- REQUIREMENT: Your answer should consist of the lines in the data below that contain "Hybriden".
--- RECORD SET ---
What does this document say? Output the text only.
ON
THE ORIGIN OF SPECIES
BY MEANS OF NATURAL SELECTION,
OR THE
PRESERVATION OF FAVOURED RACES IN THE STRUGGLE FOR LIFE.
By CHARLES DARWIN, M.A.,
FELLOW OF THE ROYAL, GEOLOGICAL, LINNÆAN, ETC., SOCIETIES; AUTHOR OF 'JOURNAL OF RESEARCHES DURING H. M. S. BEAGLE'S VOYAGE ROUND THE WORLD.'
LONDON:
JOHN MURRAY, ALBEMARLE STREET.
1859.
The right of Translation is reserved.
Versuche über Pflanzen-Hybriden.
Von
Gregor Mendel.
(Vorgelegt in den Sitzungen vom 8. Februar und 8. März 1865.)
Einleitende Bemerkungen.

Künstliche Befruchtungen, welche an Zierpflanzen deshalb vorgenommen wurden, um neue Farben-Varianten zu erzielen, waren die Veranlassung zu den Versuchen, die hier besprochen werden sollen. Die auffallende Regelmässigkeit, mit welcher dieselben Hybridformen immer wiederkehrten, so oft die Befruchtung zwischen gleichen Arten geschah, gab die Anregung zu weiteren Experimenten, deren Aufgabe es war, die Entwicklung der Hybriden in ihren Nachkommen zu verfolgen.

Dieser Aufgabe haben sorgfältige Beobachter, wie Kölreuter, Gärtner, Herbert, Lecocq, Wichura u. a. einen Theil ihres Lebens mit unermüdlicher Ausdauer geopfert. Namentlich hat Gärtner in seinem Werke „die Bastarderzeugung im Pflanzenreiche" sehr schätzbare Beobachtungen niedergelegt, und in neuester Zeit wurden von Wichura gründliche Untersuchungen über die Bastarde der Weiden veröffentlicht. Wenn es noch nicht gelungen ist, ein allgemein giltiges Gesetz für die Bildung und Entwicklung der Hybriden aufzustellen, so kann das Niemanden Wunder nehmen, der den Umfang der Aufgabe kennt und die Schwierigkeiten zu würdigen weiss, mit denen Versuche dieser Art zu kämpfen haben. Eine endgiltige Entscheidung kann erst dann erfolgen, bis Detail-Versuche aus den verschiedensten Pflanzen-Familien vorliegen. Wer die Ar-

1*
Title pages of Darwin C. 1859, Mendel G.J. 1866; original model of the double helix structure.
---
- ANSWER AREA:
Versuche über Pflanzen-Hybriden.
Künstliche Befruchtungen, welche an Zierpflanzen deshalb vorgenommen wurden, um neue Farben-Varianten zu erzielen, waren die Veranlassung zu den Versuchen, die hier besprochen werden sollen. Die auffallende Regelmässigkeit, mit welcher dieselben Hybridformen immer wiederkehrten, so oft die Befruchtung zwischen gleichen Arten geschah, gab die Anregung zu weiteren Experimenten, deren Aufgabe es war, die Entwicklung der Hybriden in ihren Nachkommen zu verfolgen.
Dieser Aufgabe haben sorgfältige Beobachter, wie Kölreuter, Gärtner, Herbert, Lecocq, Wichura u. a. einen Theil ihres Lebens mit unermüdlicher Ausdauer geopfert. Namentlich hat Gärtner in seinem Werke „die Bastarderzeugung im Pflanzenreiche" sehr schätzbare Beobachtungen niedergelegt, und in neuester Zeit wurden von Wichura gründliche Untersuchungen über die Bastarde der Weiden veröffentlicht. Wenn es noch nicht gelungen ist, ein allgemein giltiges Gesetz für die Bildung und Entwicklung der Hybriden aufzustellen, so kann das Niemanden Wunder nehmen, der den Umfang der Aufgabe kennt und die Schwierigkeiten zu würdigen weiss, mit denen Versuche dieser Art zu kämpfen haben. Eine endgiltige Entscheidung kann erst dann erfolgen, bis Detail-Versuche aus den verschiedensten Pflanzen-Familien vorliegen. Wer die Ar-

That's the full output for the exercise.